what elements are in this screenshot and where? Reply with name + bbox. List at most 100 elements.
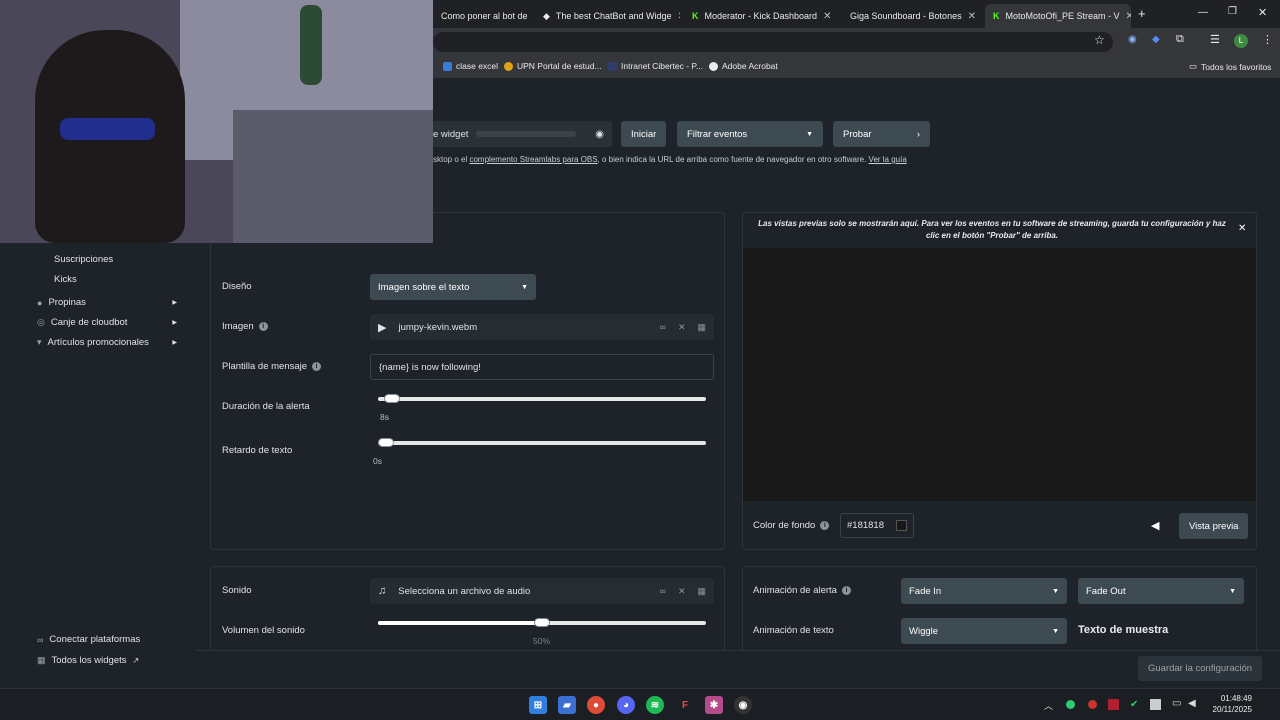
slider-thumb[interactable] bbox=[378, 438, 394, 447]
diseno-dropdown[interactable]: Imagen sobre el texto ▼ bbox=[370, 274, 536, 300]
discord-icon[interactable]: ◕ bbox=[617, 696, 635, 714]
guide-link[interactable]: Ver la guía bbox=[869, 155, 907, 164]
gallery-icon[interactable]: ▦ bbox=[697, 586, 706, 597]
network-icon[interactable]: ▭ bbox=[1172, 698, 1181, 709]
retardo-value: 0s bbox=[373, 456, 382, 466]
color-swatch[interactable] bbox=[896, 520, 907, 531]
duracion-slider[interactable] bbox=[378, 394, 706, 403]
hidden-url bbox=[476, 131, 577, 137]
tab-2[interactable]: ◆The best ChatBot and Widge✕ bbox=[535, 4, 680, 28]
guardar-button[interactable]: Guardar la configuración bbox=[1138, 656, 1263, 681]
retardo-slider[interactable] bbox=[378, 438, 706, 447]
file-explorer-icon[interactable]: ▰ bbox=[558, 696, 576, 714]
tray-icon[interactable] bbox=[1150, 699, 1161, 710]
restore-icon[interactable]: ❐ bbox=[1228, 6, 1237, 17]
iniciar-button[interactable]: Iniciar bbox=[621, 121, 667, 147]
volumen-label: Volumen del sonido bbox=[222, 625, 305, 636]
eye-icon[interactable]: ◉ bbox=[595, 129, 604, 140]
new-tab-button[interactable]: + bbox=[1138, 6, 1146, 21]
bg-color-input[interactable]: #181818 bbox=[840, 513, 914, 538]
bookmark-item[interactable]: Intranet Cibertec - P... bbox=[608, 61, 703, 71]
remove-icon[interactable]: ✕ bbox=[678, 322, 686, 333]
speaker-icon[interactable]: ◀ bbox=[1151, 519, 1159, 532]
tray-icon[interactable]: ✔ bbox=[1130, 699, 1138, 710]
remove-icon[interactable]: ✕ bbox=[678, 586, 686, 597]
windows-start-icon[interactable]: ⊞ bbox=[529, 696, 547, 714]
tray-up-icon[interactable]: ︿ bbox=[1044, 699, 1053, 712]
all-bookmarks-button[interactable]: ▭ Todos los favoritos bbox=[1189, 61, 1271, 72]
menu-icon[interactable]: ⋮ bbox=[1262, 33, 1273, 46]
texto-anim-dropdown[interactable]: Wiggle ▼ bbox=[901, 618, 1067, 644]
alerta-out-dropdown[interactable]: Fade Out ▼ bbox=[1078, 578, 1244, 604]
kick-icon: K bbox=[993, 11, 1000, 21]
sidebar-item-kicks[interactable]: Kicks bbox=[54, 274, 77, 285]
sonido-file-field[interactable]: ♫ Selecciona un archivo de audio ∞ ✕ ▦ bbox=[370, 578, 714, 604]
close-icon[interactable]: ✕ bbox=[678, 11, 681, 22]
link-icon[interactable]: ∞ bbox=[660, 322, 666, 332]
app-icon[interactable]: ✱ bbox=[705, 696, 723, 714]
profile-avatar[interactable]: L bbox=[1234, 34, 1248, 48]
close-icon[interactable]: ✕ bbox=[1126, 11, 1131, 22]
sidebar-item-cloudbot[interactable]: ◎ Canje de cloudbot ▶ bbox=[37, 317, 177, 328]
slider-thumb[interactable] bbox=[534, 618, 550, 627]
texto-anim-label: Animación de texto bbox=[753, 625, 834, 636]
probar-button[interactable]: Probar › bbox=[833, 121, 930, 147]
bookmark-item[interactable]: clase excel bbox=[443, 61, 498, 71]
tray-icon[interactable] bbox=[1088, 700, 1097, 709]
close-notice-icon[interactable]: ✕ bbox=[1238, 223, 1246, 234]
imagen-file-field[interactable]: ▶ jumpy-kevin.webm ∞ ✕ ▦ bbox=[370, 314, 714, 340]
sidebar-item-propinas[interactable]: ● Propinas ▶ bbox=[37, 297, 177, 308]
volume-icon[interactable]: ◀ bbox=[1188, 698, 1196, 709]
bookmark-item[interactable]: Adobe Acrobat bbox=[709, 61, 778, 71]
all-widgets-link[interactable]: ▦ Todos los widgets ↗ bbox=[37, 655, 139, 666]
spotify-icon[interactable]: ≋ bbox=[646, 696, 664, 714]
caret-down-icon: ▼ bbox=[1229, 587, 1236, 595]
info-icon[interactable]: i bbox=[841, 585, 851, 595]
close-icon[interactable]: ✕ bbox=[823, 11, 831, 22]
minimize-icon[interactable]: — bbox=[1198, 7, 1208, 18]
widget-url-field[interactable]: e widget ◉ bbox=[425, 121, 612, 147]
link-icon: ∞ bbox=[37, 634, 44, 645]
vista-previa-button[interactable]: Vista previa bbox=[1179, 513, 1249, 539]
info-icon[interactable]: i bbox=[312, 361, 322, 371]
tab-3[interactable]: K Moderator - Kick Dashboard ✕ bbox=[684, 4, 832, 28]
link-icon[interactable]: ∞ bbox=[660, 586, 666, 596]
tray-icon[interactable] bbox=[1108, 699, 1119, 710]
app-f-icon[interactable]: F bbox=[676, 696, 694, 714]
bookmark-star-icon[interactable]: ☆ bbox=[1094, 33, 1105, 47]
tab-4[interactable]: Giga Soundboard - Botones ✕ bbox=[836, 4, 981, 28]
connect-platforms-link[interactable]: ∞ Conectar plataformas bbox=[37, 634, 140, 645]
url-field[interactable] bbox=[433, 32, 1113, 52]
obs-plugin-link[interactable]: complemento Streamlabs para OBS bbox=[469, 155, 597, 164]
extension-icon[interactable]: ◆ bbox=[1152, 34, 1160, 45]
reading-list-icon[interactable]: ☰ bbox=[1210, 33, 1220, 46]
obs-icon[interactable]: ◉ bbox=[734, 696, 752, 714]
bookmark-favicon-icon bbox=[608, 61, 617, 71]
window-close-icon[interactable]: ✕ bbox=[1258, 6, 1267, 19]
caret-down-icon: ▼ bbox=[1052, 587, 1059, 595]
kick-icon: K bbox=[692, 11, 699, 21]
close-icon[interactable]: ✕ bbox=[968, 11, 976, 22]
extension-icon[interactable]: ◉ bbox=[1128, 34, 1137, 45]
filtrar-eventos-dropdown[interactable]: Filtrar eventos ▼ bbox=[677, 121, 823, 147]
tab-1[interactable]: Como poner al bot de✕ bbox=[433, 4, 533, 28]
sidebar-item-suscripciones[interactable]: Suscripciones bbox=[54, 254, 113, 265]
plantilla-input[interactable]: {name} is now following! bbox=[370, 354, 714, 380]
gallery-icon[interactable]: ▦ bbox=[697, 322, 706, 333]
sidebar-item-articulos[interactable]: ▾ Artículos promocionales ▶ bbox=[37, 337, 177, 348]
puzzle-icon[interactable]: ⧉ bbox=[1176, 33, 1184, 46]
clock[interactable]: 01:48:49 20/11/2025 bbox=[1210, 693, 1252, 715]
caret-down-icon: ▼ bbox=[521, 283, 528, 291]
bookmark-item[interactable]: UPN Portal de estud... bbox=[504, 61, 602, 71]
slider-thumb[interactable] bbox=[384, 394, 401, 403]
chrome-icon[interactable]: ● bbox=[587, 696, 605, 714]
volumen-slider[interactable] bbox=[378, 618, 706, 627]
tray-icon[interactable] bbox=[1066, 700, 1075, 709]
alerta-anim-label: Animación de alerta i bbox=[753, 585, 851, 596]
tab-5-active[interactable]: K MotoMotoOfi_PE Stream - V ✕ bbox=[985, 4, 1131, 28]
guitar bbox=[300, 5, 322, 85]
info-icon[interactable]: i bbox=[258, 321, 268, 331]
alerta-in-dropdown[interactable]: Fade In ▼ bbox=[901, 578, 1067, 604]
windows-taskbar: ⊞ ▰ ● ◕ ≋ F ✱ ◉ ︿ ✔ ▭ ◀ 01:48:49 20/11/2… bbox=[0, 688, 1280, 720]
info-icon[interactable]: i bbox=[820, 520, 830, 530]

THE TASK
Starting at the line containing "slider-thumb[interactable] bbox=[378, 438, 394, 447]" and ending at the line containing "retardo-slider[interactable] bbox=[378, 438, 706, 447]", reproduce those lines with "Ver la guía" swapped for "Open guide" and nothing else altered.

FULL ANSWER
slider-thumb[interactable] bbox=[378, 438, 394, 447]
diseno-dropdown[interactable]: Imagen sobre el texto ▼ bbox=[370, 274, 536, 300]
discord-icon[interactable]: ◕ bbox=[617, 696, 635, 714]
guide-link[interactable]: Open guide bbox=[869, 155, 907, 164]
gallery-icon[interactable]: ▦ bbox=[697, 586, 706, 597]
network-icon[interactable]: ▭ bbox=[1172, 698, 1181, 709]
retardo-value: 0s bbox=[373, 456, 382, 466]
color-swatch[interactable] bbox=[896, 520, 907, 531]
duracion-slider[interactable] bbox=[378, 394, 706, 403]
hidden-url bbox=[476, 131, 577, 137]
tab-2[interactable]: ◆The best ChatBot and Widge✕ bbox=[535, 4, 680, 28]
guardar-button[interactable]: Guardar la configuración bbox=[1138, 656, 1263, 681]
retardo-slider[interactable] bbox=[378, 438, 706, 447]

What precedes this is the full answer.